>> begin

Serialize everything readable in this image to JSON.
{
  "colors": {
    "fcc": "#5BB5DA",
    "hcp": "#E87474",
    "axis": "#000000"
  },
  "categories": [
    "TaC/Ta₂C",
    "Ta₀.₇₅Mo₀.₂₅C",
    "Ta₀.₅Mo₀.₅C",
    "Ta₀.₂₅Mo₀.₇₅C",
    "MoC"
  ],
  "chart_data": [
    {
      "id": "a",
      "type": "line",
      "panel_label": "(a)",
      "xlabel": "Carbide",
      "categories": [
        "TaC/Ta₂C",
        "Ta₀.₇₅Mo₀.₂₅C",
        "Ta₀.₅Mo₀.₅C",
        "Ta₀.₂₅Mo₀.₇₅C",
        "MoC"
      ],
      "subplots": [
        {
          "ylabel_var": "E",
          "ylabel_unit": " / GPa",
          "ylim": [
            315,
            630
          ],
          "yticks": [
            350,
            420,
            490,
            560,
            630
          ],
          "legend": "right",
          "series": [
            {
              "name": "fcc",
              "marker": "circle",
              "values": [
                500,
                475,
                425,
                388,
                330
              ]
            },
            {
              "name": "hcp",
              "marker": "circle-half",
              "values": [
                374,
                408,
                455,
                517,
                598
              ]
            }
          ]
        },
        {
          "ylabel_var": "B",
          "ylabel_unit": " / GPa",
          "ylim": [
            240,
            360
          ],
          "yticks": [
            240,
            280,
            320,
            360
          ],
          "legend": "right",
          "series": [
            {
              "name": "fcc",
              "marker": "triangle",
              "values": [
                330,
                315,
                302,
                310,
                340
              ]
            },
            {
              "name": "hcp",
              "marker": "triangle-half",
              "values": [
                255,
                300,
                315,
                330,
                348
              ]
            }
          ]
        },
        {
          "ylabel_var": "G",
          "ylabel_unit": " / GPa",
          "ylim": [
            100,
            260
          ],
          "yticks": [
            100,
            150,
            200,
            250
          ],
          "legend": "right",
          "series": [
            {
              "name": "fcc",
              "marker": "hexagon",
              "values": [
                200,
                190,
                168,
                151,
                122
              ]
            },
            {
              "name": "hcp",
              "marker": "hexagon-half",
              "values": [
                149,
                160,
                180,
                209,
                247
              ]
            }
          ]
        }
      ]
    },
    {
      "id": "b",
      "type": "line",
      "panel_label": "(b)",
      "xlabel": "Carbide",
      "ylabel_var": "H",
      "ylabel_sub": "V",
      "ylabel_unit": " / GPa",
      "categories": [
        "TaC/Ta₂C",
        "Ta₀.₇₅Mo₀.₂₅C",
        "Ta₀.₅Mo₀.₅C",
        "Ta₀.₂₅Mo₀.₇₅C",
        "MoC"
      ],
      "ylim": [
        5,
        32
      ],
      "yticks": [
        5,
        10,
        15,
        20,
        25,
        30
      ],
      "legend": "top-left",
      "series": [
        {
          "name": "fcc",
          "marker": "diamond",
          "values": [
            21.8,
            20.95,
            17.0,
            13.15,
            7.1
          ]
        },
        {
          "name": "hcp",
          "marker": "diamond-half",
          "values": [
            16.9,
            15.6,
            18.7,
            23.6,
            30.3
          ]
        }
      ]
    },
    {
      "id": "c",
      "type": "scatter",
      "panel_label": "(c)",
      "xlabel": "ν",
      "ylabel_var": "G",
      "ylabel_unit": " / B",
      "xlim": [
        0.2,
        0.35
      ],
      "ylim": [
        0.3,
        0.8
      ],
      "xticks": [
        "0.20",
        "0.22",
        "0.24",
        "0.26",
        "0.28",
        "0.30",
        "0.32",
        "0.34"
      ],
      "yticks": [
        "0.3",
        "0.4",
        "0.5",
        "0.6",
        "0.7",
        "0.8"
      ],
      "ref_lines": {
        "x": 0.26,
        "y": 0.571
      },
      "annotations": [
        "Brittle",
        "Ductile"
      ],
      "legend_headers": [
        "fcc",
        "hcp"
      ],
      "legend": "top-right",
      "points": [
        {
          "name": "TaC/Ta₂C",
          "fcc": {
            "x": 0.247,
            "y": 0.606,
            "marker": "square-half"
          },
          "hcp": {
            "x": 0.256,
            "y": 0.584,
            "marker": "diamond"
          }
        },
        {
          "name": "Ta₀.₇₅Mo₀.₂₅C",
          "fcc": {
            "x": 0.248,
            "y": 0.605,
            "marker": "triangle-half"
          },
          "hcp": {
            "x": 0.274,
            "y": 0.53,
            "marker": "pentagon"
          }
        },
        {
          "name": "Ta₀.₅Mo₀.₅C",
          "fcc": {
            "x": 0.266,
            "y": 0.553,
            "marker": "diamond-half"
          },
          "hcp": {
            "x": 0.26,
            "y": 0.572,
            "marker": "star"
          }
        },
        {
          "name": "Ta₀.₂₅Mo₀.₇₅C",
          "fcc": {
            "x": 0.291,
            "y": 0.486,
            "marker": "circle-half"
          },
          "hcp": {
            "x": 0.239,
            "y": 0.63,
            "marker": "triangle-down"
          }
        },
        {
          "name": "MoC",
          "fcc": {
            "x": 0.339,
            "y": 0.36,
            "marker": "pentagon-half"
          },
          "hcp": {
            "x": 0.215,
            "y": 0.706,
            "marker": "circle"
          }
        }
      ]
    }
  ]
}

>> end

▸ Exercise objective: Look through the records and gather every line containing "circle".

▸ Answer to this exercise:
              "marker": "circle",
              "marker": "circle-half",
            "marker": "circle-half"
            "marker": "circle"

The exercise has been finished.